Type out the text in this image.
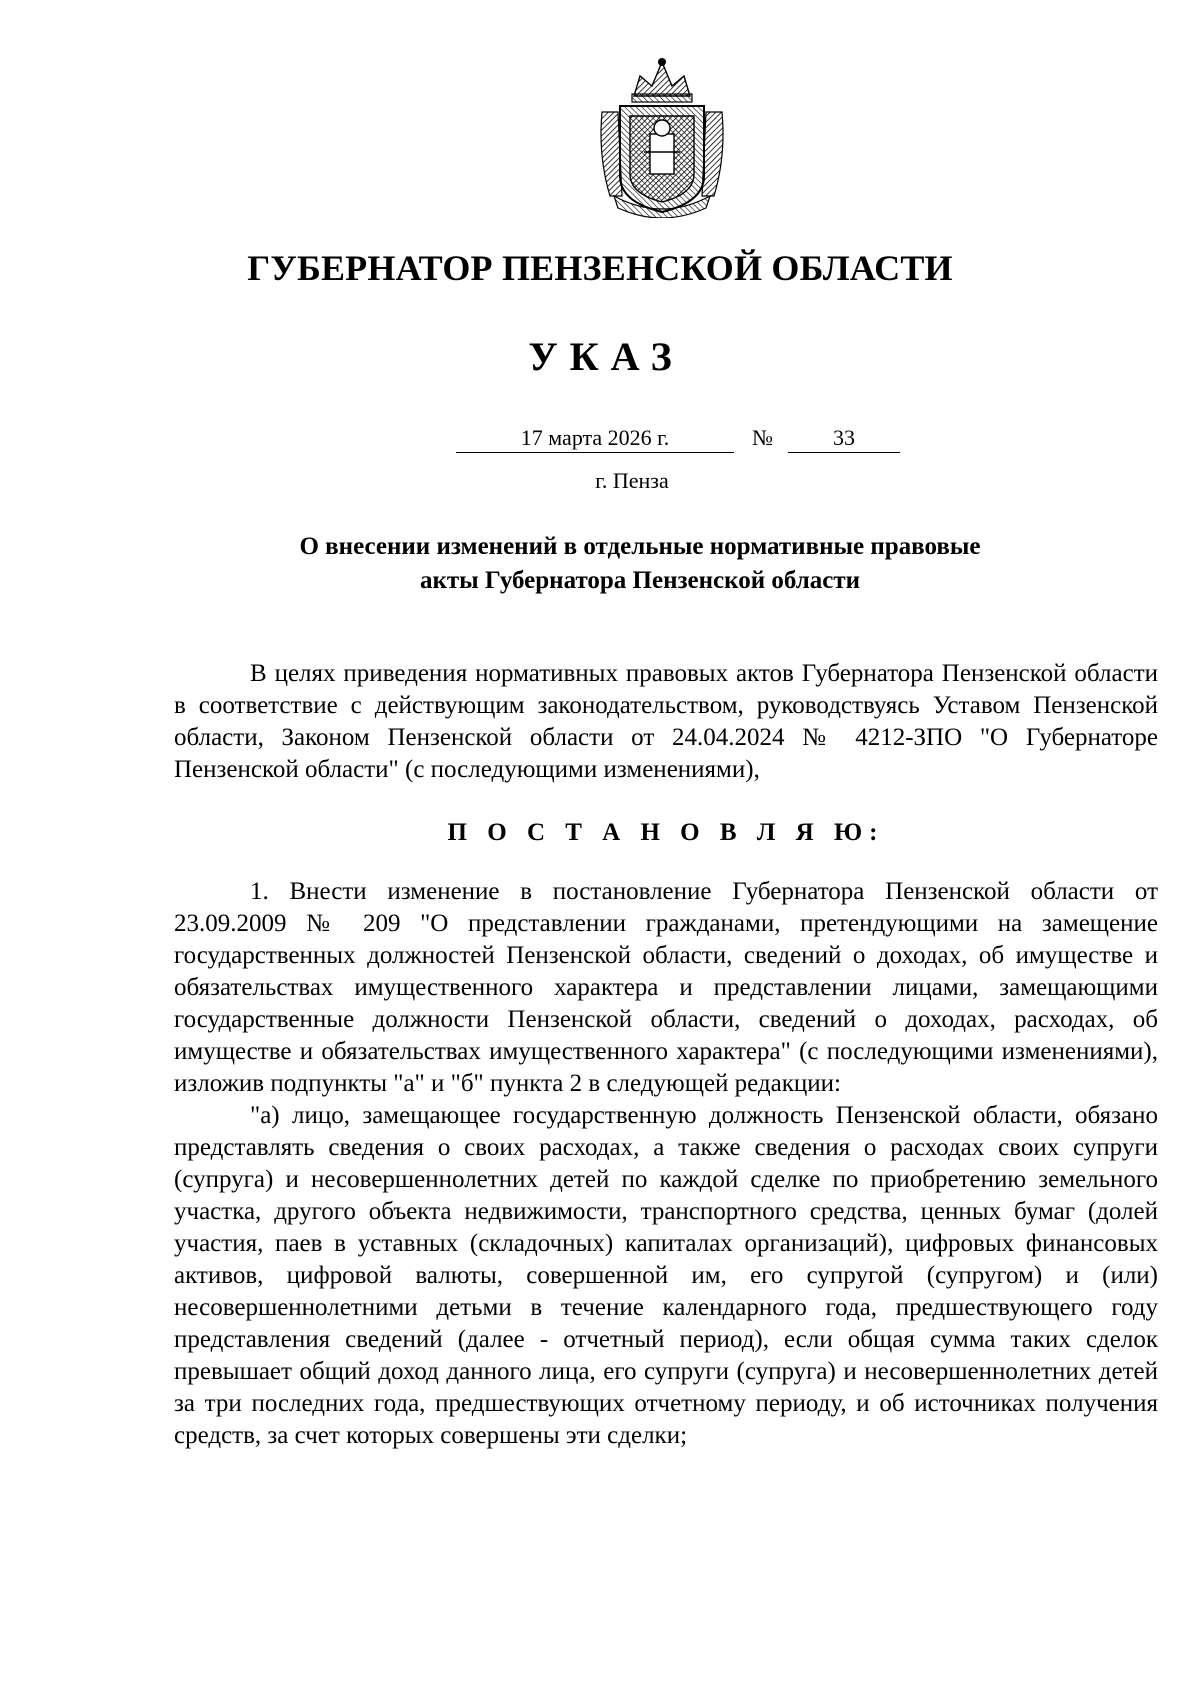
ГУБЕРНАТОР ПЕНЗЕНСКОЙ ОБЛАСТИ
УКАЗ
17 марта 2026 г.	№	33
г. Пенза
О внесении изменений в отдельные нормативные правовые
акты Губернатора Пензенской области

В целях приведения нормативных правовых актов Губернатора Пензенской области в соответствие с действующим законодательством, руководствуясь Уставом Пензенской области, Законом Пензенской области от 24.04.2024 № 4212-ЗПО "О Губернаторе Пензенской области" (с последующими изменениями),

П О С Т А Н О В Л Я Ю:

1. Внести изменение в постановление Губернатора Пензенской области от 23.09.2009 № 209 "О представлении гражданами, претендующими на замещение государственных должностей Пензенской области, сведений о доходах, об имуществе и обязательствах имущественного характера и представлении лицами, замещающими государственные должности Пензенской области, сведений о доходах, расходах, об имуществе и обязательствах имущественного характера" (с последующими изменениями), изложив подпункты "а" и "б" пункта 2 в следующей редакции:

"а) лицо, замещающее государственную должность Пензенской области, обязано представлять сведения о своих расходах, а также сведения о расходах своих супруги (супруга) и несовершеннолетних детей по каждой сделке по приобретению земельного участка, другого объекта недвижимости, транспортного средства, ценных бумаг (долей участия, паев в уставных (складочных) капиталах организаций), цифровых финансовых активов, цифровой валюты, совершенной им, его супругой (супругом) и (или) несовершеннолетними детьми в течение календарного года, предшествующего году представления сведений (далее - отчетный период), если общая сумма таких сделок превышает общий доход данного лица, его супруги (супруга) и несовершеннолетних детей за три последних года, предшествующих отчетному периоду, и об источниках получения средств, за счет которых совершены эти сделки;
################
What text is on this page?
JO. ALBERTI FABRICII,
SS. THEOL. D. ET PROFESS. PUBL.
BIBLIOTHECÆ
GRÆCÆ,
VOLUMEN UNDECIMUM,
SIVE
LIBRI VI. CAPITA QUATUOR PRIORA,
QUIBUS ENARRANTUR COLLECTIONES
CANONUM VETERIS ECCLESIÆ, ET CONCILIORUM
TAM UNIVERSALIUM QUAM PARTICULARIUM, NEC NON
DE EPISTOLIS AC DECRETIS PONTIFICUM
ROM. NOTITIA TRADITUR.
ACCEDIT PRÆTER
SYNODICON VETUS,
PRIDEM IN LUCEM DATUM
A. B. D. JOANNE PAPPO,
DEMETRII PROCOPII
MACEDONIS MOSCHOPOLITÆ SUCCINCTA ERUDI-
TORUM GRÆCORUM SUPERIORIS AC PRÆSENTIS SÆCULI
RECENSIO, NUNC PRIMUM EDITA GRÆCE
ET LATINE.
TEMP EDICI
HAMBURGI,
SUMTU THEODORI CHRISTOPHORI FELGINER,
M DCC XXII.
################
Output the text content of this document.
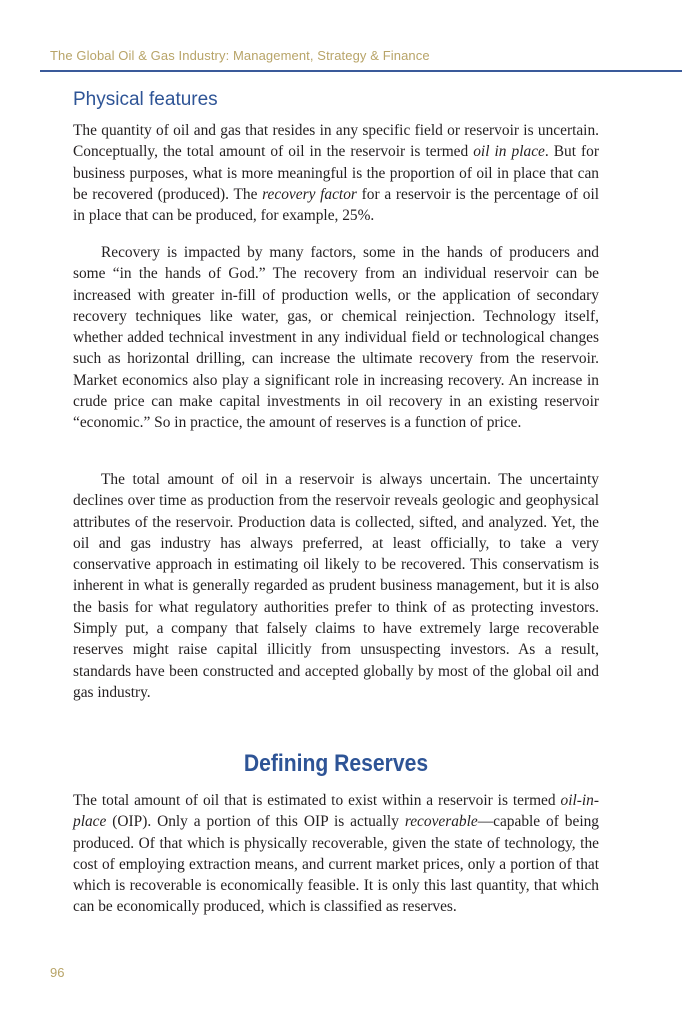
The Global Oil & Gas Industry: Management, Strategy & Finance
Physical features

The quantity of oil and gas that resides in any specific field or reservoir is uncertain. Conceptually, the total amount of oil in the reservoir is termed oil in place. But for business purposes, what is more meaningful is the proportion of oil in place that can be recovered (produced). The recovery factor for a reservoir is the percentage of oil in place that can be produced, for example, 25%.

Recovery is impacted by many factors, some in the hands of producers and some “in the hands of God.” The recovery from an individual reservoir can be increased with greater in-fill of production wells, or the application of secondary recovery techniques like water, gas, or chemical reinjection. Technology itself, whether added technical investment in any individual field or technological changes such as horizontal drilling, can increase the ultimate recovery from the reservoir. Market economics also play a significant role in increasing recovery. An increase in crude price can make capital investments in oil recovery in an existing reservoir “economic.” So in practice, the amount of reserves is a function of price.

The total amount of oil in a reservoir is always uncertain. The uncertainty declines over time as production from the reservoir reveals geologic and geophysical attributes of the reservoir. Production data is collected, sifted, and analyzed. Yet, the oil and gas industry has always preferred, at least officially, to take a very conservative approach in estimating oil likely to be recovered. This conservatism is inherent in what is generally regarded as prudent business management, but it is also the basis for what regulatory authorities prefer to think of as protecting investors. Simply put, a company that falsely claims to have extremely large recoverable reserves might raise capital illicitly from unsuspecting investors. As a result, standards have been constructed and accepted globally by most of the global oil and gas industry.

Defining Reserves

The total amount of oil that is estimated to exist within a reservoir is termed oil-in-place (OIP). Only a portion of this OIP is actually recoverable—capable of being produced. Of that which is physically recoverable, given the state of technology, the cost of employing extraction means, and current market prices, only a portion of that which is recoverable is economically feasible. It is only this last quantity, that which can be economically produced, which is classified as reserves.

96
################
EXERCISE DETAILS |
Copy out every line in the entries above that holds "text".

ANSWER FOR THE TASK |
Type out the text in this image.
What text is on this page?
Output the text content of this document.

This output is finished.